Required work
Copy all of the material word for word, except for the pictures.
--- start of Supplied material ---
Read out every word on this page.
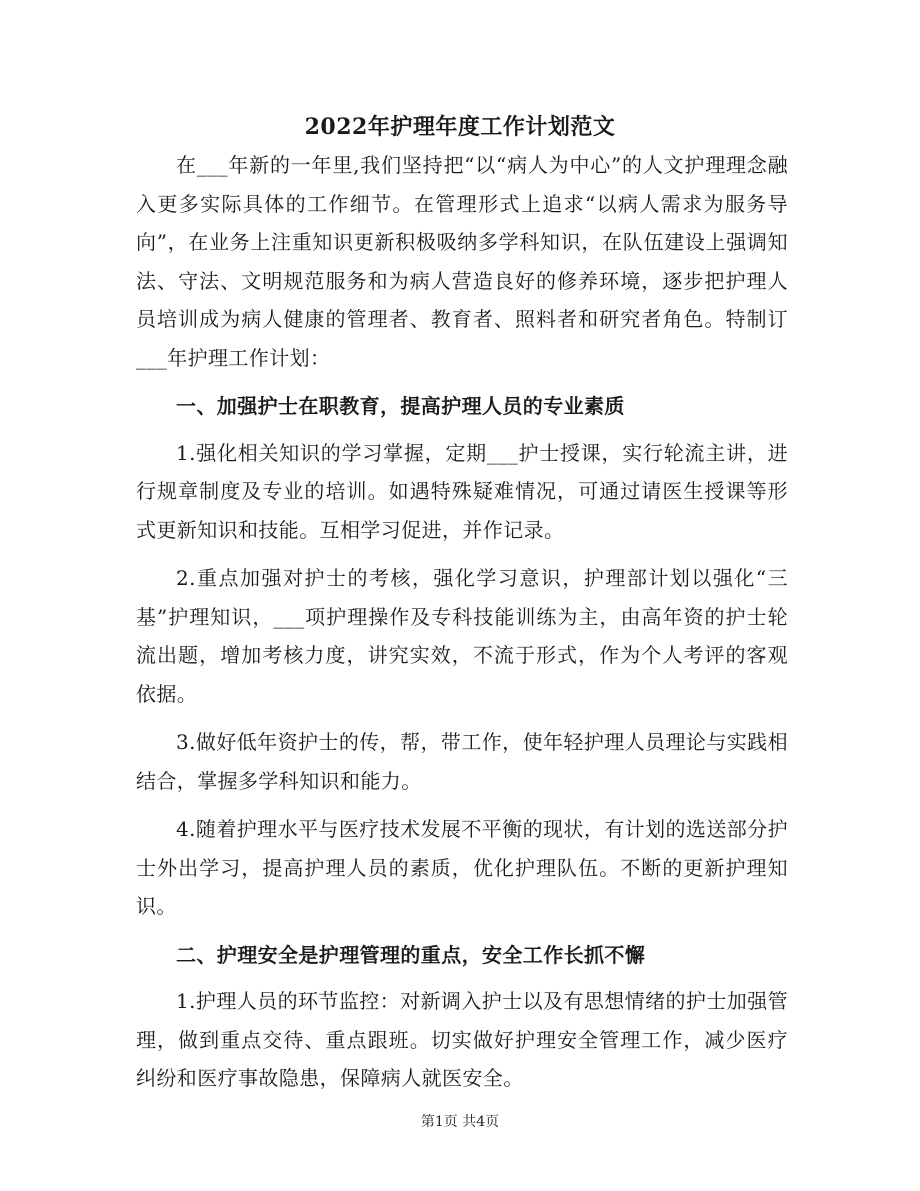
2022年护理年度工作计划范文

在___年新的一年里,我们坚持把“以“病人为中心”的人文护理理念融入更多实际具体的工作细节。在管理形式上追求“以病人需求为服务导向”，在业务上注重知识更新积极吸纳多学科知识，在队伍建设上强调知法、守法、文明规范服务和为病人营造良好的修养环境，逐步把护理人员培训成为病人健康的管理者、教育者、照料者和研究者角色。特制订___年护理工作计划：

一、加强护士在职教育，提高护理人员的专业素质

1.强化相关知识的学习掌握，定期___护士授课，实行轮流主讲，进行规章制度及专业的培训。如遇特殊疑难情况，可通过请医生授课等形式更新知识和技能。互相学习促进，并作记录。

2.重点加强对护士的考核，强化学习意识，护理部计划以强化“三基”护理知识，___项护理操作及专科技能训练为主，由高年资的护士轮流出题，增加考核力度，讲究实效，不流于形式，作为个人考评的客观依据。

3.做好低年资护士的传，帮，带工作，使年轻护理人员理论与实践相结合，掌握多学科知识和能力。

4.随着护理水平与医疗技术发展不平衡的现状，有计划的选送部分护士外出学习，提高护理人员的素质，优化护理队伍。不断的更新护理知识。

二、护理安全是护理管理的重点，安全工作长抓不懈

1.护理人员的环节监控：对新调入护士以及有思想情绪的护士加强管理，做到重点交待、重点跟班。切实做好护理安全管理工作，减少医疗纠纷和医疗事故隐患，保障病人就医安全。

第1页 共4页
--- end of Supplied material ---
Answer below
Read out every word on this page.
2022年护理年度工作计划范文

在___年新的一年里,我们坚持把“以“病人为中心”的人文护理理念融入更多实际具体的工作细节。在管理形式上追求“以病人需求为服务导向”，在业务上注重知识更新积极吸纳多学科知识，在队伍建设上强调知法、守法、文明规范服务和为病人营造良好的修养环境，逐步把护理人员培训成为病人健康的管理者、教育者、照料者和研究者角色。特制订___年护理工作计划：

一、加强护士在职教育，提高护理人员的专业素质

1.强化相关知识的学习掌握，定期___护士授课，实行轮流主讲，进行规章制度及专业的培训。如遇特殊疑难情况，可通过请医生授课等形式更新知识和技能。互相学习促进，并作记录。

2.重点加强对护士的考核，强化学习意识，护理部计划以强化“三基”护理知识，___项护理操作及专科技能训练为主，由高年资的护士轮流出题，增加考核力度，讲究实效，不流于形式，作为个人考评的客观依据。

3.做好低年资护士的传，帮，带工作，使年轻护理人员理论与实践相结合，掌握多学科知识和能力。

4.随着护理水平与医疗技术发展不平衡的现状，有计划的选送部分护士外出学习，提高护理人员的素质，优化护理队伍。不断的更新护理知识。

二、护理安全是护理管理的重点，安全工作长抓不懈

1.护理人员的环节监控：对新调入护士以及有思想情绪的护士加强管理，做到重点交待、重点跟班。切实做好护理安全管理工作，减少医疗纠纷和医疗事故隐患，保障病人就医安全。

第1页 共4页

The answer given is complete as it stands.